• [TASK INSTRUCTIONS]:
Pictures do not belong in the copy. Return all of the entries exactly.

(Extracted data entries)
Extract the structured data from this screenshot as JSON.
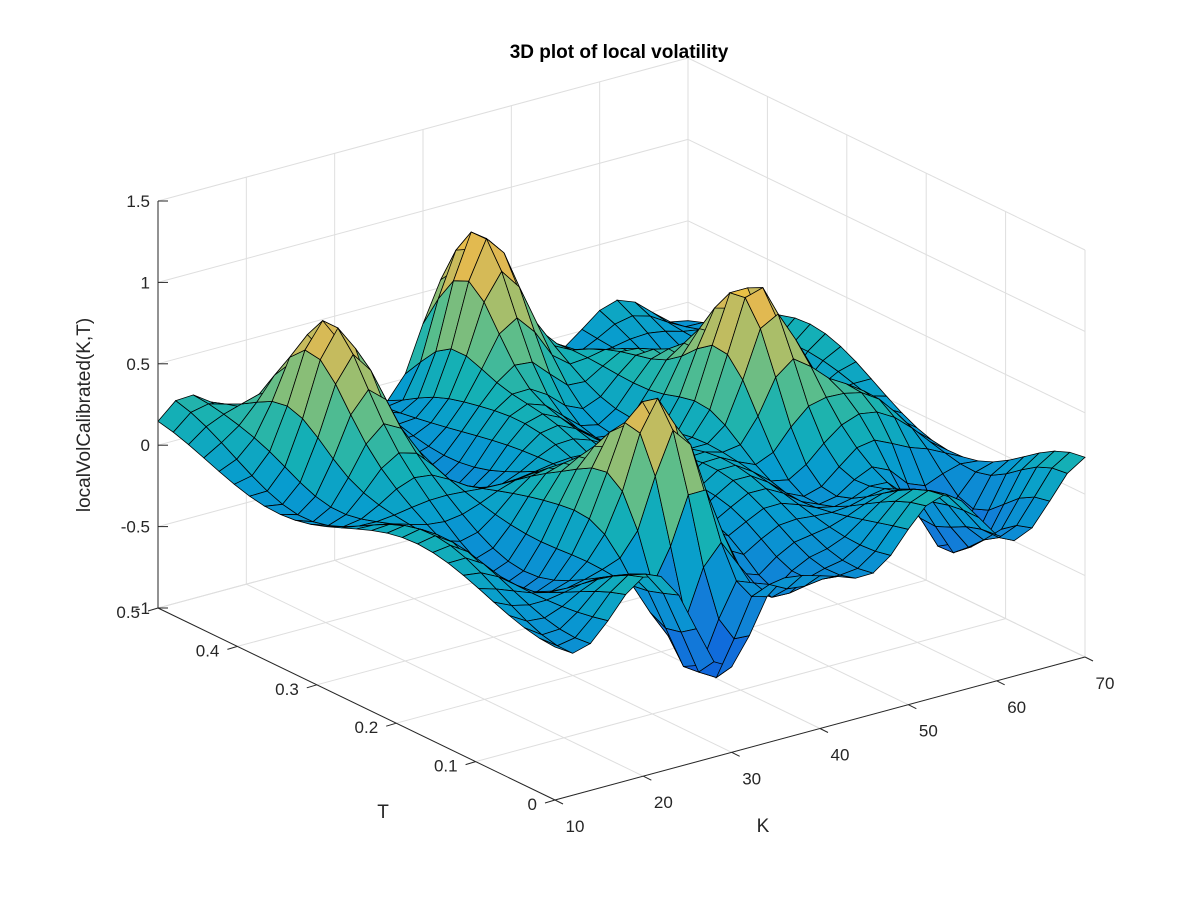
{
  "chart_data": {
    "type": "surface",
    "title": "3D plot of local volatility",
    "xlabel": "K",
    "ylabel": "T",
    "zlabel": "localVolCalibrated(K,T)",
    "xlim": [
      10,
      70
    ],
    "ylim": [
      0,
      0.5
    ],
    "zlim": [
      -1,
      1.5
    ],
    "x_ticks": [
      "10",
      "20",
      "30",
      "40",
      "50",
      "60",
      "70"
    ],
    "y_ticks": [
      "0",
      "0.1",
      "0.2",
      "0.3",
      "0.4",
      "0.5"
    ],
    "z_ticks": [
      "-1",
      "-0.5",
      "0",
      "0.5",
      "1",
      "1.5"
    ],
    "grid": true,
    "colormap": "parula",
    "colors": {
      "surface_low": "#352a87",
      "surface_mid": "#20b2aa",
      "surface_high": "#f9fb0e",
      "edges": "#000000"
    },
    "surface_features": [
      {
        "K": 32,
        "T": 0.1,
        "z": 1.05,
        "kind": "peak"
      },
      {
        "K": 55,
        "T": 0.25,
        "z": 1.0,
        "kind": "peak"
      },
      {
        "K": 42,
        "T": 0.45,
        "z": 0.95,
        "kind": "peak"
      },
      {
        "K": 20,
        "T": 0.4,
        "z": 0.7,
        "kind": "peak"
      },
      {
        "K": 30,
        "T": 0.05,
        "z": -0.85,
        "kind": "trough"
      },
      {
        "K": 63,
        "T": 0.1,
        "z": -0.7,
        "kind": "trough"
      },
      {
        "K": 38,
        "T": 0.05,
        "z": -0.55,
        "kind": "trough"
      }
    ]
  }
}
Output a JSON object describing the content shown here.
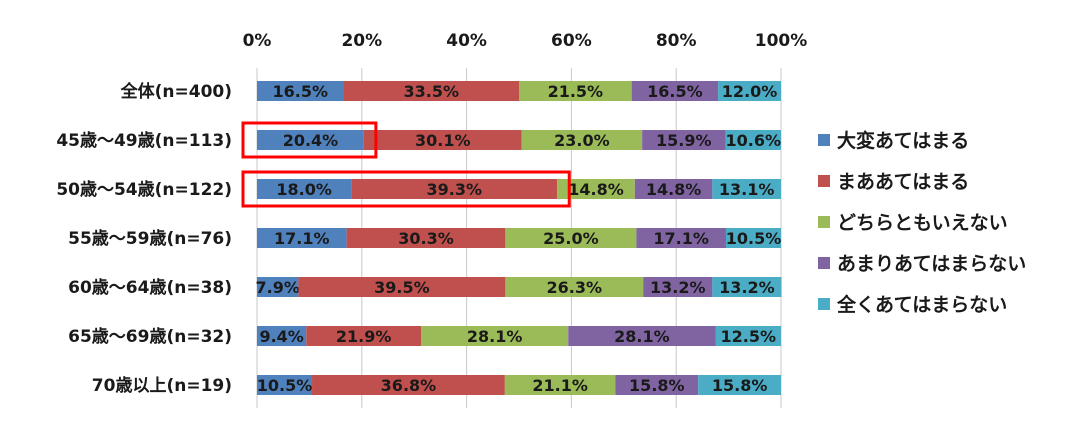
{
  "chart_data": {
    "type": "bar",
    "orientation": "horizontal",
    "stacked": true,
    "percent": true,
    "xlim": [
      0,
      100
    ],
    "x_ticks": [
      "0%",
      "20%",
      "40%",
      "60%",
      "80%",
      "100%"
    ],
    "categories": [
      "全体(n=400)",
      "45歳～49歳(n=113)",
      "50歳～54歳(n=122)",
      "55歳～59歳(n=76)",
      "60歳～64歳(n=38)",
      "65歳～69歳(n=32)",
      "70歳以上(n=19)"
    ],
    "series": [
      {
        "name": "大変あてはまる",
        "color": "#4f81bd",
        "values": [
          16.5,
          20.4,
          18.0,
          17.1,
          7.9,
          9.4,
          10.5
        ]
      },
      {
        "name": "まああてはまる",
        "color": "#c0504d",
        "values": [
          33.5,
          30.1,
          39.3,
          30.3,
          39.5,
          21.9,
          36.8
        ]
      },
      {
        "name": "どちらともいえない",
        "color": "#9bbb59",
        "values": [
          21.5,
          23.0,
          14.8,
          25.0,
          26.3,
          28.1,
          21.1
        ]
      },
      {
        "name": "あまりあてはまらない",
        "color": "#8064a2",
        "values": [
          16.5,
          15.9,
          14.8,
          17.1,
          13.2,
          28.1,
          15.8
        ]
      },
      {
        "name": "全くあてはまらない",
        "color": "#4bacc6",
        "values": [
          12.0,
          10.6,
          13.1,
          10.5,
          13.2,
          12.5,
          15.8
        ]
      }
    ],
    "grid": true,
    "legend_position": "right",
    "highlights": [
      {
        "category_index": 1,
        "series_from": 0,
        "series_to": 0,
        "color": "#ff0000"
      },
      {
        "category_index": 2,
        "series_from": 0,
        "series_to": 1,
        "color": "#ff0000"
      }
    ]
  }
}
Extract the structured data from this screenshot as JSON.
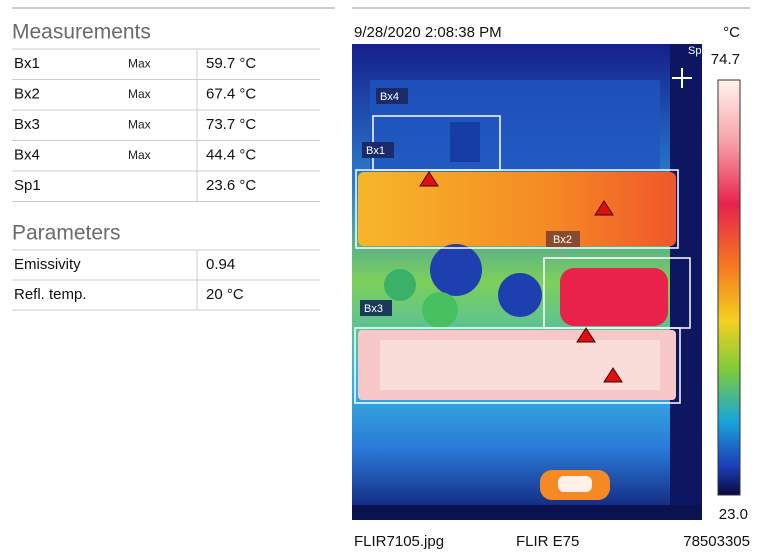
{
  "measurements": {
    "title": "Measurements",
    "rows": [
      {
        "name": "Bx1",
        "type": "Max",
        "value": "59.7 °C"
      },
      {
        "name": "Bx2",
        "type": "Max",
        "value": "67.4 °C"
      },
      {
        "name": "Bx3",
        "type": "Max",
        "value": "73.7 °C"
      },
      {
        "name": "Bx4",
        "type": "Max",
        "value": "44.4 °C"
      },
      {
        "name": "Sp1",
        "value": "23.6 °C"
      }
    ]
  },
  "parameters": {
    "title": "Parameters",
    "rows": [
      {
        "name": "Emissivity",
        "value": "0.94"
      },
      {
        "name": "Refl. temp.",
        "value": "20 °C"
      }
    ]
  },
  "image": {
    "timestamp": "9/28/2020 2:08:38 PM",
    "unit": "°C",
    "scale_max": "74.7",
    "scale_min": "23.0",
    "box_labels": [
      "Bx4",
      "Bx1",
      "Bx2",
      "Bx3"
    ],
    "spot_label": "Sp",
    "filename": "FLIR7105.jpg",
    "camera": "FLIR E75",
    "serial": "78503305"
  }
}
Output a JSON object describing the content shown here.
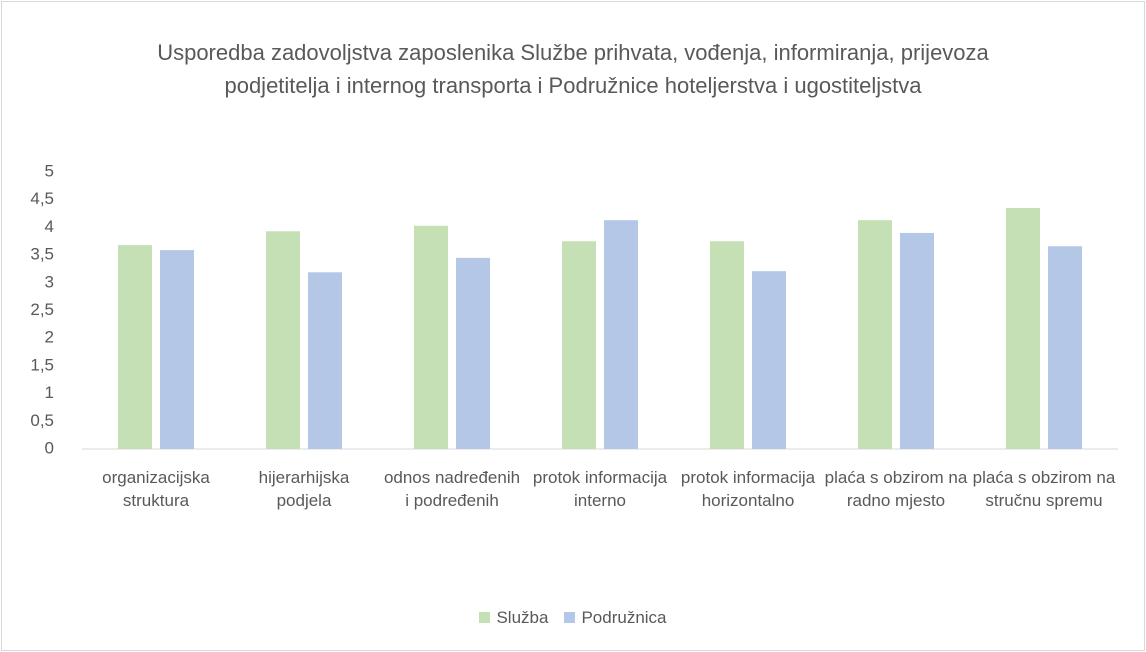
{
  "chart_data": {
    "type": "bar",
    "title": "Usporedba zadovoljstva zaposlenika Službe prihvata, vođenja, informiranja, prijevoza podjetitelja i internog transporta i Podružnice hoteljerstva i ugostiteljstva",
    "categories": [
      "organizacijska struktura",
      "hijerarhijska podjela",
      "odnos nadređenih i podređenih",
      "protok informacija interno",
      "protok informacija horizontalno",
      "plaća s obzirom na radno mjesto",
      "plaća s obzirom na stručnu spremu"
    ],
    "series": [
      {
        "name": "Služba",
        "color": "#c5e0b4",
        "values": [
          3.68,
          3.93,
          4.03,
          3.75,
          3.75,
          4.13,
          4.35
        ]
      },
      {
        "name": "Podružnica",
        "color": "#b4c7e7",
        "values": [
          3.59,
          3.19,
          3.45,
          4.13,
          3.21,
          3.9,
          3.66
        ]
      }
    ],
    "ylim": [
      0,
      5
    ],
    "yticks": [
      0,
      {
        "value": 0.5,
        "label": "0,5"
      },
      1,
      {
        "value": 1.5,
        "label": "1,5"
      },
      2,
      {
        "value": 2.5,
        "label": "2,5"
      },
      3,
      {
        "value": 3.5,
        "label": "3,5"
      },
      4,
      {
        "value": 4.5,
        "label": "4,5"
      },
      5
    ],
    "grid": false,
    "legend": "bottom"
  }
}
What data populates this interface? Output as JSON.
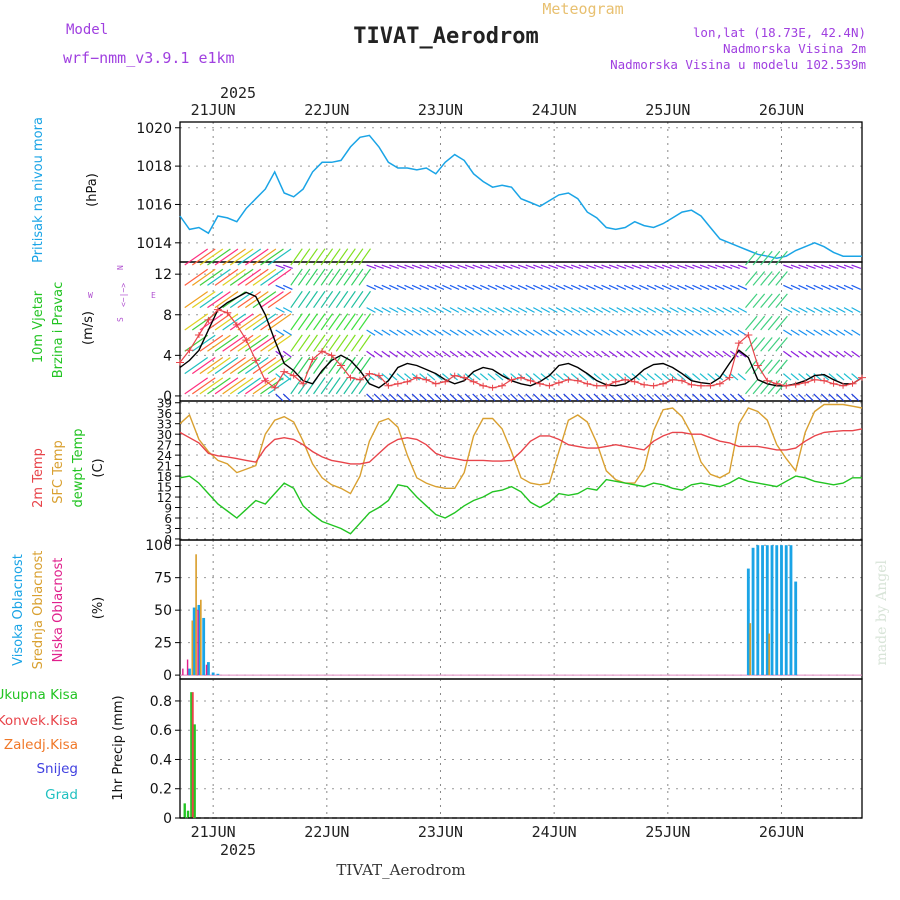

• [RESPONSE BELOW]:
Extract the structured data from this screenshot as JSON.
{
  "chart_data": {
    "type": "surface",
    "title": "3D plot of local volatility",
    "xlabel": "K",
    "ylabel": "T",
    "zlabel": "localVolCalibrated(K,T)",
    "xlim": [
      10,
      70
    ],
    "ylim": [
      0,
      0.5
    ],
    "zlim": [
      -1,
      1.5
    ],
    "x_ticks": [
      "10",
      "20",
      "30",
      "40",
      "50",
      "60",
      "70"
    ],
    "y_ticks": [
      "0",
      "0.1",
      "0.2",
      "0.3",
      "0.4",
      "0.5"
    ],
    "z_ticks": [
      "-1",
      "-0.5",
      "0",
      "0.5",
      "1",
      "1.5"
    ],
    "grid": true,
    "colormap": "parula",
    "colors": {
      "surface_low": "#352a87",
      "surface_mid": "#20b2aa",
      "surface_high": "#f9fb0e",
      "edges": "#000000"
    },
    "surface_features": [
      {
        "K": 32,
        "T": 0.1,
        "z": 1.05,
        "kind": "peak"
      },
      {
        "K": 55,
        "T": 0.25,
        "z": 1.0,
        "kind": "peak"
      },
      {
        "K": 42,
        "T": 0.45,
        "z": 0.95,
        "kind": "peak"
      },
      {
        "K": 20,
        "T": 0.4,
        "z": 0.7,
        "kind": "peak"
      },
      {
        "K": 30,
        "T": 0.05,
        "z": -0.85,
        "kind": "trough"
      },
      {
        "K": 63,
        "T": 0.1,
        "z": -0.7,
        "kind": "trough"
      },
      {
        "K": 38,
        "T": 0.05,
        "z": -0.55,
        "kind": "trough"
      }
    ]
  }
}
Output a JSON object describing the content shown here.
{
  "chart_data": {
    "type": "bar",
    "orientation": "horizontal",
    "stacked": true,
    "percent": true,
    "xlim": [
      0,
      100
    ],
    "x_ticks": [
      "0%",
      "20%",
      "40%",
      "60%",
      "80%",
      "100%"
    ],
    "categories": [
      "全体(n=400)",
      "45歳～49歳(n=113)",
      "50歳～54歳(n=122)",
      "55歳～59歳(n=76)",
      "60歳～64歳(n=38)",
      "65歳～69歳(n=32)",
      "70歳以上(n=19)"
    ],
    "series": [
      {
        "name": "大変あてはまる",
        "color": "#4f81bd",
        "values": [
          16.5,
          20.4,
          18.0,
          17.1,
          7.9,
          9.4,
          10.5
        ]
      },
      {
        "name": "まああてはまる",
        "color": "#c0504d",
        "values": [
          33.5,
          30.1,
          39.3,
          30.3,
          39.5,
          21.9,
          36.8
        ]
      },
      {
        "name": "どちらともいえない",
        "color": "#9bbb59",
        "values": [
          21.5,
          23.0,
          14.8,
          25.0,
          26.3,
          28.1,
          21.1
        ]
      },
      {
        "name": "あまりあてはまらない",
        "color": "#8064a2",
        "values": [
          16.5,
          15.9,
          14.8,
          17.1,
          13.2,
          28.1,
          15.8
        ]
      },
      {
        "name": "全くあてはまらない",
        "color": "#4bacc6",
        "values": [
          12.0,
          10.6,
          13.1,
          10.5,
          13.2,
          12.5,
          15.8
        ]
      }
    ],
    "grid": true,
    "legend_position": "right",
    "highlights": [
      {
        "category_index": 1,
        "series_from": 0,
        "series_to": 0,
        "color": "#ff0000"
      },
      {
        "category_index": 2,
        "series_from": 0,
        "series_to": 1,
        "color": "#ff0000"
      }
    ]
  }
}
Extract the structured data from this screenshot as JSON.
{
  "measurements": {
    "title": "Measurements",
    "rows": [
      {
        "name": "Bx1",
        "type": "Max",
        "value": "59.7 °C"
      },
      {
        "name": "Bx2",
        "type": "Max",
        "value": "67.4 °C"
      },
      {
        "name": "Bx3",
        "type": "Max",
        "value": "73.7 °C"
      },
      {
        "name": "Bx4",
        "type": "Max",
        "value": "44.4 °C"
      },
      {
        "name": "Sp1",
        "value": "23.6 °C"
      }
    ]
  },
  "parameters": {
    "title": "Parameters",
    "rows": [
      {
        "name": "Emissivity",
        "value": "0.94"
      },
      {
        "name": "Refl. temp.",
        "value": "20 °C"
      }
    ]
  },
  "image": {
    "timestamp": "9/28/2020 2:08:38 PM",
    "unit": "°C",
    "scale_max": "74.7",
    "scale_min": "23.0",
    "box_labels": [
      "Bx4",
      "Bx1",
      "Bx2",
      "Bx3"
    ],
    "spot_label": "Sp",
    "filename": "FLIR7105.jpg",
    "camera": "FLIR E75",
    "serial": "78503305"
  }
}
Output a JSON object describing the content shown here.
{
  "chart_data": {
    "type": "bar",
    "title": "Usporedba zadovoljstva zaposlenika Službe prihvata, vođenja, informiranja, prijevoza podjetitelja i internog transporta i Podružnice hoteljerstva i ugostiteljstva",
    "categories": [
      "organizacijska struktura",
      "hijerarhijska podjela",
      "odnos nadređenih i podređenih",
      "protok informacija interno",
      "protok informacija horizontalno",
      "plaća s obzirom na radno mjesto",
      "plaća s obzirom na stručnu spremu"
    ],
    "series": [
      {
        "name": "Služba",
        "color": "#c5e0b4",
        "values": [
          3.68,
          3.93,
          4.03,
          3.75,
          3.75,
          4.13,
          4.35
        ]
      },
      {
        "name": "Podružnica",
        "color": "#b4c7e7",
        "values": [
          3.59,
          3.19,
          3.45,
          4.13,
          3.21,
          3.9,
          3.66
        ]
      }
    ],
    "ylim": [
      0,
      5
    ],
    "yticks": [
      0,
      {
        "value": 0.5,
        "label": "0,5"
      },
      1,
      {
        "value": 1.5,
        "label": "1,5"
      },
      2,
      {
        "value": 2.5,
        "label": "2,5"
      },
      3,
      {
        "value": 3.5,
        "label": "3,5"
      },
      4,
      {
        "value": 4.5,
        "label": "4,5"
      },
      5
    ],
    "grid": false,
    "legend": "bottom"
  }
}
What data populates this interface? Output as JSON.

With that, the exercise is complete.